● **Goal of the exercise**:
Using the text about the song "Better Man" below, decide whether each statement agrees with it: (a) the single was released in the United Kingdom; (b) in New Zealand the song peaked at number four; (c) the song earned a platinum certification in Australia. Answer each with yes or no and quote the deciding words.

*** Excerpted passage Section Begins ***

"Better Man" is a song by British pop singer Robbie Williams, released as the final single from his third studio album, Sing When You're Winning (2000), in October 2001. It was released only in Australia, New Zealand, and Latin America. A music video for the Australian release was produced in 2001, reusing scenes from Williams' "Eternity" music video (since the single was not released in that territory) intercut with a live performance of "Better Man" from his The Sermon on the Mount Tour in Manchester, England, in October 2000, overdubbed with the studio version.

Spanish version
Robbie Williams recorded a Spanish version of the song called "" ("To Be Better"). It was included on the Latin American pressings of Sing When You're Winning.

Release and success
In New Zealand, "Better Man" began receiving airplay in late 2000. It eventually peaked at number four on the RIANZ Singles Chart for two weeks in December 2000. The promotional disc of "Ser mejor" was sent to Latin American radio stations in 2001. In Australia, "Better Man" was released as a CD single on 22 October 2001. It appeared on the ARIA Singles Chart the following week, climbing to number eight during its ninth week on the chart and reaching its peak of number six on 20 January 2002, spending four nonconsecutive weeks at that position and remaining in the top 50 for 29 weeks. It sold over 35,000 copies, earning a gold certification from the Australian Recording Industry Association (ARIA).

*** Excerpted passage Section Ends ***
*** Data Section Begins ***

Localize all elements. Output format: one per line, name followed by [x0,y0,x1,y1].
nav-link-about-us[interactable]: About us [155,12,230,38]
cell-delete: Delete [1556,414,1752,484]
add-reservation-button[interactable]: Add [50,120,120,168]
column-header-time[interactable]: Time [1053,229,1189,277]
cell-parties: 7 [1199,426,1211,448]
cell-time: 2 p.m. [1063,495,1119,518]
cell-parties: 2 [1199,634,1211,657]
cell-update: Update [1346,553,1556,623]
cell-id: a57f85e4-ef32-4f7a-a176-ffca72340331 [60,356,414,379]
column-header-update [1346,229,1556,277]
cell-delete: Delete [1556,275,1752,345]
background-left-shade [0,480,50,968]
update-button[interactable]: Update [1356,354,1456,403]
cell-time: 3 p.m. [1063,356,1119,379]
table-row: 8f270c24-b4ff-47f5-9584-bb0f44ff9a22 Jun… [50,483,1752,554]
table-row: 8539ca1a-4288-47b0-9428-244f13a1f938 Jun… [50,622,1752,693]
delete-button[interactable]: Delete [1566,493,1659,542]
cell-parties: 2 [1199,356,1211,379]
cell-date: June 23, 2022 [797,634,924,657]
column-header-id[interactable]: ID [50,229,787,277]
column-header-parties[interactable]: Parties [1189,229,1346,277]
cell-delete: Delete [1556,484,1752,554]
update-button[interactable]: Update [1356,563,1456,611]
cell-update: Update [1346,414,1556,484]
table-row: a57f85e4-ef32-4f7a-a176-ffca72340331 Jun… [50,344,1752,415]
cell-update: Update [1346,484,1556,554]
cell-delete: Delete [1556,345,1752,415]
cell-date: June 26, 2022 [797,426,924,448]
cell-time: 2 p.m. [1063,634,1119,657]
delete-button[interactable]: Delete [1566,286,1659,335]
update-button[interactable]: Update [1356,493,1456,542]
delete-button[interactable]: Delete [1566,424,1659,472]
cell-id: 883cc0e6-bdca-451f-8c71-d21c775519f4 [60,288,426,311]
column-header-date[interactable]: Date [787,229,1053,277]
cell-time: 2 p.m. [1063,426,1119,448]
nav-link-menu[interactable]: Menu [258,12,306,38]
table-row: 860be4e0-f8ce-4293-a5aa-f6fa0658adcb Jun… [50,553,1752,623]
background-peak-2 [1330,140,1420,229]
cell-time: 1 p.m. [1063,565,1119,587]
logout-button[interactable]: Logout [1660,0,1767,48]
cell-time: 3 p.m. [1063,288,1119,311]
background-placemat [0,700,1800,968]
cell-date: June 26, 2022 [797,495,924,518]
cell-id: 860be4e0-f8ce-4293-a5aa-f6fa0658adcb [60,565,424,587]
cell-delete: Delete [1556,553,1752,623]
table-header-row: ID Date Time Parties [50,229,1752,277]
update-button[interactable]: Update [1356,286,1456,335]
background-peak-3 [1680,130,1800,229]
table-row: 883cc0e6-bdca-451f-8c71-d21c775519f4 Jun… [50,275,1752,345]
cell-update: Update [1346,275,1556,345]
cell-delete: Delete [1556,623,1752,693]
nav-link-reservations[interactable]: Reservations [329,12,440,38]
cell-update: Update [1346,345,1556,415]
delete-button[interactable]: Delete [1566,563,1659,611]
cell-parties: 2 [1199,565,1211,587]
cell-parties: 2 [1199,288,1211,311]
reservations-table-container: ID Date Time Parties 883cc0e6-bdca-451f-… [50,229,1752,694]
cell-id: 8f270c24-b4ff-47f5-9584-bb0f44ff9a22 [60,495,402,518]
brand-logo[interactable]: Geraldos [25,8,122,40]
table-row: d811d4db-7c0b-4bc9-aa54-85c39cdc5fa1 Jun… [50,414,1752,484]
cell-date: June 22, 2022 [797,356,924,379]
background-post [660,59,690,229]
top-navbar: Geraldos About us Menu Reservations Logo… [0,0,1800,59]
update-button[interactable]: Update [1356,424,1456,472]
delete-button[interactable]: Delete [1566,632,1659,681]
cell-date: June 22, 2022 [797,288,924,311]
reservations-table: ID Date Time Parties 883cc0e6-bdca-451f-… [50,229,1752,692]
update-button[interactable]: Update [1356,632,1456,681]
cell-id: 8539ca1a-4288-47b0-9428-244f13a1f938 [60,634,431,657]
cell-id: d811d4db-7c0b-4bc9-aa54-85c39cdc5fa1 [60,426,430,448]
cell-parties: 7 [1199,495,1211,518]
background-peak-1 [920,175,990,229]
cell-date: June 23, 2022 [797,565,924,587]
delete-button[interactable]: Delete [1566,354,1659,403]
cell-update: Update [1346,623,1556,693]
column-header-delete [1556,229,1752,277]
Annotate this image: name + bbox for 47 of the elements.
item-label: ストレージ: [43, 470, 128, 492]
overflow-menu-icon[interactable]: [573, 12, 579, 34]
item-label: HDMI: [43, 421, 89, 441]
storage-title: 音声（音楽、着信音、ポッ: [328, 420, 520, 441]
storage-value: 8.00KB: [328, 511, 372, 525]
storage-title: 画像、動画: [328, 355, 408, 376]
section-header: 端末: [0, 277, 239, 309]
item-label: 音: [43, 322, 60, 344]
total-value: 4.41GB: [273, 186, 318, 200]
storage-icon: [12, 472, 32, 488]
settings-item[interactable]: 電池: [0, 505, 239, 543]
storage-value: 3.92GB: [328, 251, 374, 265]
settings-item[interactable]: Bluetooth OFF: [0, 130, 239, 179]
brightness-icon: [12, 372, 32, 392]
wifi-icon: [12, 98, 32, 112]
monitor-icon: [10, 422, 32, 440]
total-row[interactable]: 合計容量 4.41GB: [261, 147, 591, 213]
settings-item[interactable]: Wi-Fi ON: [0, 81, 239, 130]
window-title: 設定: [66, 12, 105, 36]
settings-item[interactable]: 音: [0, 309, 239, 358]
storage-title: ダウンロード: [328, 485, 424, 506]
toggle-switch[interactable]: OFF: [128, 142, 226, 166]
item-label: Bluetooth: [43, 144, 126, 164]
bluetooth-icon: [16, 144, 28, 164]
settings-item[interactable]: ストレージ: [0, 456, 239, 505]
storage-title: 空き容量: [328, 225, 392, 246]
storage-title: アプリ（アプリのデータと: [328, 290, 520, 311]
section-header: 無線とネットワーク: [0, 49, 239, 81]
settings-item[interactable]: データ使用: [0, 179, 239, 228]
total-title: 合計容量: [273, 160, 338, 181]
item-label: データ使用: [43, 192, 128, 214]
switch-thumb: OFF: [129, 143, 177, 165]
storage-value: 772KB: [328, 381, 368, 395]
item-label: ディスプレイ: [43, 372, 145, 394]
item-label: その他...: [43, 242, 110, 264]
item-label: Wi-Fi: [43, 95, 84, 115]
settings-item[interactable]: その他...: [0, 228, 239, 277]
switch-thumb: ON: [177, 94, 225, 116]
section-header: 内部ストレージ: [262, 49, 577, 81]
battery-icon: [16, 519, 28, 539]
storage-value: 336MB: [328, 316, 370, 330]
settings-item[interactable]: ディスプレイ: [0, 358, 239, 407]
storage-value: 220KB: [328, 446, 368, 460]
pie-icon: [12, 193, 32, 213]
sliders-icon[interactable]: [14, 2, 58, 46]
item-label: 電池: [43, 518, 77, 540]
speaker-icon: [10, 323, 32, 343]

*** Data Section Ends ***

● **Solved problem**:
(a) No: "It was released only in Australia, New Zealand, and Latin America."
(b) Yes: "It eventually peaked at number four on the RIANZ Singles Chart for two weeks in December 2000."
(c) No: "earning a gold certification from the Australian Recording Industry Association (ARIA)"